EXERCISE INSTRUCTIONS
Reproduce verbatim the lines of the records below, from the line containing "y-tick-label: 2.75 — [46, 110, 73, 124]" through the last line of the records, both included.

RECORDS
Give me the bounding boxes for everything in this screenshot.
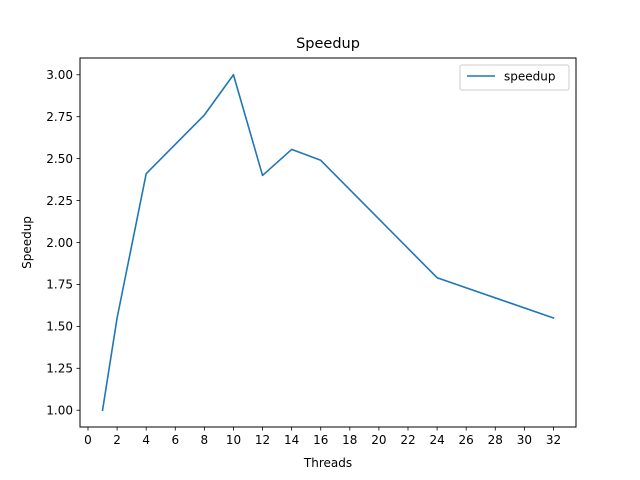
y-tick-label: 2.75 — [46, 110, 73, 124]
x-tick-label: 20 — [371, 433, 386, 447]
plot-area — [79, 57, 577, 428]
y-tick-label: 2.50 — [46, 152, 73, 166]
x-axis-label: Threads — [303, 456, 352, 470]
x-tick-label: 16 — [313, 433, 328, 447]
legend-label: speedup — [504, 70, 555, 84]
y-tick-label: 2.00 — [46, 236, 73, 250]
x-tick-label: 24 — [429, 433, 444, 447]
x-tick-label: 32 — [546, 433, 561, 447]
legend: speedup — [459, 64, 570, 91]
legend-box — [459, 64, 570, 91]
y-axis-label: Speedup — [20, 216, 34, 269]
x-tick-label: 30 — [517, 433, 532, 447]
x-tick-label: 18 — [342, 433, 357, 447]
y-tick-label: 1.50 — [46, 320, 73, 334]
y-axis: 1.00 1.25 1.50 1.75 2.00 2.25 2.50 2.75 3.00 — [46, 68, 80, 418]
x-tick-label: 4 — [142, 433, 150, 447]
x-tick-label: 10 — [226, 433, 241, 447]
plot-frame — [79, 57, 577, 428]
series-layer — [101, 73, 555, 412]
x-tick-label: 12 — [255, 433, 270, 447]
x-tick-label: 14 — [284, 433, 299, 447]
y-tick-label: 3.00 — [46, 68, 73, 82]
x-tick-label: 22 — [400, 433, 415, 447]
x-tick-label: 8 — [201, 433, 209, 447]
x-tick-label: 28 — [488, 433, 503, 447]
series-line-speedup — [101, 73, 555, 412]
y-tick-label: 1.25 — [46, 362, 73, 376]
chart-title: Speedup — [296, 36, 360, 52]
x-tick-label: 0 — [84, 433, 92, 447]
y-tick-label: 2.25 — [46, 194, 73, 208]
y-tick-label: 1.75 — [46, 278, 73, 292]
x-axis: 0 2 4 6 8 10 12 14 16 18 20 22 24 26 28 30 32 — [84, 427, 561, 447]
y-tick-label: 1.00 — [46, 404, 73, 418]
x-tick-label: 6 — [171, 433, 179, 447]
x-tick-label: 26 — [459, 433, 474, 447]
x-tick-label: 2 — [113, 433, 121, 447]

RESPONSE TO THE TASK
y-tick-label: 2.75 — [46, 110, 73, 124]
x-tick-label: 20 — [371, 433, 386, 447]
plot-area — [79, 57, 577, 428]
y-tick-label: 2.50 — [46, 152, 73, 166]
x-axis-label: Threads — [303, 456, 352, 470]
x-tick-label: 16 — [313, 433, 328, 447]
legend-label: speedup — [504, 70, 555, 84]
y-tick-label: 2.00 — [46, 236, 73, 250]
x-tick-label: 24 — [429, 433, 444, 447]
x-tick-label: 32 — [546, 433, 561, 447]
legend: speedup — [459, 64, 570, 91]
legend-box — [459, 64, 570, 91]
y-axis-label: Speedup — [20, 216, 34, 269]
x-tick-label: 30 — [517, 433, 532, 447]
x-tick-label: 18 — [342, 433, 357, 447]
y-tick-label: 1.50 — [46, 320, 73, 334]
y-axis: 1.00 1.25 1.50 1.75 2.00 2.25 2.50 2.75 3.00 — [46, 68, 80, 418]
x-tick-label: 4 — [142, 433, 150, 447]
x-tick-label: 10 — [226, 433, 241, 447]
plot-frame — [79, 57, 577, 428]
series-layer — [101, 73, 555, 412]
x-tick-label: 12 — [255, 433, 270, 447]
x-tick-label: 14 — [284, 433, 299, 447]
y-tick-label: 3.00 — [46, 68, 73, 82]
x-tick-label: 22 — [400, 433, 415, 447]
x-tick-label: 8 — [201, 433, 209, 447]
x-tick-label: 28 — [488, 433, 503, 447]
series-line-speedup — [101, 73, 555, 412]
y-tick-label: 1.25 — [46, 362, 73, 376]
chart-title: Speedup — [296, 36, 360, 52]
x-tick-label: 0 — [84, 433, 92, 447]
y-tick-label: 2.25 — [46, 194, 73, 208]
y-tick-label: 1.75 — [46, 278, 73, 292]
x-axis: 0 2 4 6 8 10 12 14 16 18 20 22 24 26 28 30 32 — [84, 427, 561, 447]
y-tick-label: 1.00 — [46, 404, 73, 418]
x-tick-label: 6 — [171, 433, 179, 447]
x-tick-label: 26 — [459, 433, 474, 447]
x-tick-label: 2 — [113, 433, 121, 447]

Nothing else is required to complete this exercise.